Part of a data file:
↓↓↓

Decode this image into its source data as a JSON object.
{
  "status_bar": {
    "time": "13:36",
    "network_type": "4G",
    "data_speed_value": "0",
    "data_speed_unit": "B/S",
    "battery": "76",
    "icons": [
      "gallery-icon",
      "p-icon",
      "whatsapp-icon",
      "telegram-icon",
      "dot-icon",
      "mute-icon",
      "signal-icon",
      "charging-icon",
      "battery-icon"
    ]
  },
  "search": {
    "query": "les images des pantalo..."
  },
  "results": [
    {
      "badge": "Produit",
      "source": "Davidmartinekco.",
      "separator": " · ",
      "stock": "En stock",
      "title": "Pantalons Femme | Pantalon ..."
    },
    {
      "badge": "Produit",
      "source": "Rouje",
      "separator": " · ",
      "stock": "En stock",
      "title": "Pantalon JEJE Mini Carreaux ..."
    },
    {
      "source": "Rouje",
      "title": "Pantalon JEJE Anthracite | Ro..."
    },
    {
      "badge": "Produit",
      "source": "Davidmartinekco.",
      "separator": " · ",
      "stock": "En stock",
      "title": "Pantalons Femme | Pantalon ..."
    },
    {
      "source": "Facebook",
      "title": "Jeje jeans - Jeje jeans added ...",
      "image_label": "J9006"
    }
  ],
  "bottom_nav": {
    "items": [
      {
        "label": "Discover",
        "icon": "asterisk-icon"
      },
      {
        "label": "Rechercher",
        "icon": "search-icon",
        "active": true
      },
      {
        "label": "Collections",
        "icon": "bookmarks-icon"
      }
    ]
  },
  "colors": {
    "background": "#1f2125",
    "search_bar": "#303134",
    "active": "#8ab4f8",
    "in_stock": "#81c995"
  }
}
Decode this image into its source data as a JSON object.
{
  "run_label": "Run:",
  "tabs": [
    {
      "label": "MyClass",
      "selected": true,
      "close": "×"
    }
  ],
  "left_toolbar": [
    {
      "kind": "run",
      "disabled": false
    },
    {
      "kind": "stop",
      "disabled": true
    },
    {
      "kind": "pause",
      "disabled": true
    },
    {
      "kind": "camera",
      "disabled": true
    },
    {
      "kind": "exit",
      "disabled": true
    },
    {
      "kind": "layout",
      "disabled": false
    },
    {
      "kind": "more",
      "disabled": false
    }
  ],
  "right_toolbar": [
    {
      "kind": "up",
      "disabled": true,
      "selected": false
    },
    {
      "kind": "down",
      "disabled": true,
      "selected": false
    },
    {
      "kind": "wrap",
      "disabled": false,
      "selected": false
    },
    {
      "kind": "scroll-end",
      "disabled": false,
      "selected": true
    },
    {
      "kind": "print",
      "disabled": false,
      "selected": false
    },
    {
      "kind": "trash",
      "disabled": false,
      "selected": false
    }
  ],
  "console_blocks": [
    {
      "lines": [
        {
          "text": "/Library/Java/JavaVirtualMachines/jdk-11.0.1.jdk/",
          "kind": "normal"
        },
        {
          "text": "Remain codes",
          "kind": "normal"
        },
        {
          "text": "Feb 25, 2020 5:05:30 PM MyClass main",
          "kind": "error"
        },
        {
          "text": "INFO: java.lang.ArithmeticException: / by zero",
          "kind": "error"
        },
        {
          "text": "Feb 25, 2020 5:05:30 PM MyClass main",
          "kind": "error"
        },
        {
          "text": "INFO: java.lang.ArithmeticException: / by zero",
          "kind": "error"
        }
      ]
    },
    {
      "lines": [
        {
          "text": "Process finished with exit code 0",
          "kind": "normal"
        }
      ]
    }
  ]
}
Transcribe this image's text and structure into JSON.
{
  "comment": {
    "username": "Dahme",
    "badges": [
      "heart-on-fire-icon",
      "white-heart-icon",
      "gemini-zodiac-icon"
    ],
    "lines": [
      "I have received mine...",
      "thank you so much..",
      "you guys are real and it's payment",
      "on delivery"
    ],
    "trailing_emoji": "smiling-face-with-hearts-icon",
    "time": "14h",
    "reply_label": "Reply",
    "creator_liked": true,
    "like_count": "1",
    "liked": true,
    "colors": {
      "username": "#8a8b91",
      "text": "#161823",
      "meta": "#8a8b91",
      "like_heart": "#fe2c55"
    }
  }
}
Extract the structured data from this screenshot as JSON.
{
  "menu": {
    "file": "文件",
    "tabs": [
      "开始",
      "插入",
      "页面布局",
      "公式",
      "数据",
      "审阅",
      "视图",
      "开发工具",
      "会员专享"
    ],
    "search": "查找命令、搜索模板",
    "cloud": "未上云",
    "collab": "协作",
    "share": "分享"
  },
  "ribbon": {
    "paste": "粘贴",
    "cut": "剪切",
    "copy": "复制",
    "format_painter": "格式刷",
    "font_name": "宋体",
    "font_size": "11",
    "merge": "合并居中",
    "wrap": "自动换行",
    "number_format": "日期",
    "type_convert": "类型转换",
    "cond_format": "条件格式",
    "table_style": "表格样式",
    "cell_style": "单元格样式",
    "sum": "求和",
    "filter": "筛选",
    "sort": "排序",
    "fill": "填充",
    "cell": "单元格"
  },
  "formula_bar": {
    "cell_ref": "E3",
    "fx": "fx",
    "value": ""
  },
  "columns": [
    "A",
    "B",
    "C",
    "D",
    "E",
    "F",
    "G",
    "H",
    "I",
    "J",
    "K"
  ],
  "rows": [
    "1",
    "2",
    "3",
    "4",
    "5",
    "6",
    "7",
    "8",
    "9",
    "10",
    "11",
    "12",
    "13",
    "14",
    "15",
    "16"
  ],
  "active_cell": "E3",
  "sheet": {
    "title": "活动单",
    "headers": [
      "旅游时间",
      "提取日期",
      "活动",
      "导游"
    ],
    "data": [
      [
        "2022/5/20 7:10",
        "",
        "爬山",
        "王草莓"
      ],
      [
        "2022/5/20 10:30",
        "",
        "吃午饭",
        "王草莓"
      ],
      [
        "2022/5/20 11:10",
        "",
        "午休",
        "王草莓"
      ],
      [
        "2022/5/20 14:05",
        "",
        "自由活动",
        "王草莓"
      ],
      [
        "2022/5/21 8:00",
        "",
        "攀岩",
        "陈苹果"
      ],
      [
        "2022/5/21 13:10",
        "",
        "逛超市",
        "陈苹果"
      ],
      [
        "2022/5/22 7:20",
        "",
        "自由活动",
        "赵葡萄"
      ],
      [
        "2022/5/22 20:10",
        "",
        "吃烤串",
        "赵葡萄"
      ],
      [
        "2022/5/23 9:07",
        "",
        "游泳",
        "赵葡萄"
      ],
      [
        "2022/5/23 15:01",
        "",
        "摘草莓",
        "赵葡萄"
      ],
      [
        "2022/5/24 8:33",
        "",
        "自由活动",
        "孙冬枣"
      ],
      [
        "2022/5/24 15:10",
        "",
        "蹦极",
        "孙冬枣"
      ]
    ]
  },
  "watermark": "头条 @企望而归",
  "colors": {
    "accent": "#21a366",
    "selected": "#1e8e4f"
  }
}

↑↑↑

Extract the complete listing above, reproducing each line exactly.

**Response**
Decode this image into its source data as a JSON object.
{
  "status_bar": {
    "time": "13:36",
    "network_type": "4G",
    "data_speed_value": "0",
    "data_speed_unit": "B/S",
    "battery": "76",
    "icons": [
      "gallery-icon",
      "p-icon",
      "whatsapp-icon",
      "telegram-icon",
      "dot-icon",
      "mute-icon",
      "signal-icon",
      "charging-icon",
      "battery-icon"
    ]
  },
  "search": {
    "query": "les images des pantalo..."
  },
  "results": [
    {
      "badge": "Produit",
      "source": "Davidmartinekco.",
      "separator": " · ",
      "stock": "En stock",
      "title": "Pantalons Femme | Pantalon ..."
    },
    {
      "badge": "Produit",
      "source": "Rouje",
      "separator": " · ",
      "stock": "En stock",
      "title": "Pantalon JEJE Mini Carreaux ..."
    },
    {
      "source": "Rouje",
      "title": "Pantalon JEJE Anthracite | Ro..."
    },
    {
      "badge": "Produit",
      "source": "Davidmartinekco.",
      "separator": " · ",
      "stock": "En stock",
      "title": "Pantalons Femme | Pantalon ..."
    },
    {
      "source": "Facebook",
      "title": "Jeje jeans - Jeje jeans added ...",
      "image_label": "J9006"
    }
  ],
  "bottom_nav": {
    "items": [
      {
        "label": "Discover",
        "icon": "asterisk-icon"
      },
      {
        "label": "Rechercher",
        "icon": "search-icon",
        "active": true
      },
      {
        "label": "Collections",
        "icon": "bookmarks-icon"
      }
    ]
  },
  "colors": {
    "background": "#1f2125",
    "search_bar": "#303134",
    "active": "#8ab4f8",
    "in_stock": "#81c995"
  }
}
Decode this image into its source data as a JSON object.
{
  "run_label": "Run:",
  "tabs": [
    {
      "label": "MyClass",
      "selected": true,
      "close": "×"
    }
  ],
  "left_toolbar": [
    {
      "kind": "run",
      "disabled": false
    },
    {
      "kind": "stop",
      "disabled": true
    },
    {
      "kind": "pause",
      "disabled": true
    },
    {
      "kind": "camera",
      "disabled": true
    },
    {
      "kind": "exit",
      "disabled": true
    },
    {
      "kind": "layout",
      "disabled": false
    },
    {
      "kind": "more",
      "disabled": false
    }
  ],
  "right_toolbar": [
    {
      "kind": "up",
      "disabled": true,
      "selected": false
    },
    {
      "kind": "down",
      "disabled": true,
      "selected": false
    },
    {
      "kind": "wrap",
      "disabled": false,
      "selected": false
    },
    {
      "kind": "scroll-end",
      "disabled": false,
      "selected": true
    },
    {
      "kind": "print",
      "disabled": false,
      "selected": false
    },
    {
      "kind": "trash",
      "disabled": false,
      "selected": false
    }
  ],
  "console_blocks": [
    {
      "lines": [
        {
          "text": "/Library/Java/JavaVirtualMachines/jdk-11.0.1.jdk/",
          "kind": "normal"
        },
        {
          "text": "Remain codes",
          "kind": "normal"
        },
        {
          "text": "Feb 25, 2020 5:05:30 PM MyClass main",
          "kind": "error"
        },
        {
          "text": "INFO: java.lang.ArithmeticException: / by zero",
          "kind": "error"
        },
        {
          "text": "Feb 25, 2020 5:05:30 PM MyClass main",
          "kind": "error"
        },
        {
          "text": "INFO: java.lang.ArithmeticException: / by zero",
          "kind": "error"
        }
      ]
    },
    {
      "lines": [
        {
          "text": "Process finished with exit code 0",
          "kind": "normal"
        }
      ]
    }
  ]
}
Transcribe this image's text and structure into JSON.
{
  "comment": {
    "username": "Dahme",
    "badges": [
      "heart-on-fire-icon",
      "white-heart-icon",
      "gemini-zodiac-icon"
    ],
    "lines": [
      "I have received mine...",
      "thank you so much..",
      "you guys are real and it's payment",
      "on delivery"
    ],
    "trailing_emoji": "smiling-face-with-hearts-icon",
    "time": "14h",
    "reply_label": "Reply",
    "creator_liked": true,
    "like_count": "1",
    "liked": true,
    "colors": {
      "username": "#8a8b91",
      "text": "#161823",
      "meta": "#8a8b91",
      "like_heart": "#fe2c55"
    }
  }
}
Extract the structured data from this screenshot as JSON.
{
  "menu": {
    "file": "文件",
    "tabs": [
      "开始",
      "插入",
      "页面布局",
      "公式",
      "数据",
      "审阅",
      "视图",
      "开发工具",
      "会员专享"
    ],
    "search": "查找命令、搜索模板",
    "cloud": "未上云",
    "collab": "协作",
    "share": "分享"
  },
  "ribbon": {
    "paste": "粘贴",
    "cut": "剪切",
    "copy": "复制",
    "format_painter": "格式刷",
    "font_name": "宋体",
    "font_size": "11",
    "merge": "合并居中",
    "wrap": "自动换行",
    "number_format": "日期",
    "type_convert": "类型转换",
    "cond_format": "条件格式",
    "table_style": "表格样式",
    "cell_style": "单元格样式",
    "sum": "求和",
    "filter": "筛选",
    "sort": "排序",
    "fill": "填充",
    "cell": "单元格"
  },
  "formula_bar": {
    "cell_ref": "E3",
    "fx": "fx",
    "value": ""
  },
  "columns": [
    "A",
    "B",
    "C",
    "D",
    "E",
    "F",
    "G",
    "H",
    "I",
    "J",
    "K"
  ],
  "rows": [
    "1",
    "2",
    "3",
    "4",
    "5",
    "6",
    "7",
    "8",
    "9",
    "10",
    "11",
    "12",
    "13",
    "14",
    "15",
    "16"
  ],
  "active_cell": "E3",
  "sheet": {
    "title": "活动单",
    "headers": [
      "旅游时间",
      "提取日期",
      "活动",
      "导游"
    ],
    "data": [
      [
        "2022/5/20 7:10",
        "",
        "爬山",
        "王草莓"
      ],
      [
        "2022/5/20 10:30",
        "",
        "吃午饭",
        "王草莓"
      ],
      [
        "2022/5/20 11:10",
        "",
        "午休",
        "王草莓"
      ],
      [
        "2022/5/20 14:05",
        "",
        "自由活动",
        "王草莓"
      ],
      [
        "2022/5/21 8:00",
        "",
        "攀岩",
        "陈苹果"
      ],
      [
        "2022/5/21 13:10",
        "",
        "逛超市",
        "陈苹果"
      ],
      [
        "2022/5/22 7:20",
        "",
        "自由活动",
        "赵葡萄"
      ],
      [
        "2022/5/22 20:10",
        "",
        "吃烤串",
        "赵葡萄"
      ],
      [
        "2022/5/23 9:07",
        "",
        "游泳",
        "赵葡萄"
      ],
      [
        "2022/5/23 15:01",
        "",
        "摘草莓",
        "赵葡萄"
      ],
      [
        "2022/5/24 8:33",
        "",
        "自由活动",
        "孙冬枣"
      ],
      [
        "2022/5/24 15:10",
        "",
        "蹦极",
        "孙冬枣"
      ]
    ]
  },
  "watermark": "头条 @企望而归",
  "colors": {
    "accent": "#21a366",
    "selected": "#1e8e4f"
  }
}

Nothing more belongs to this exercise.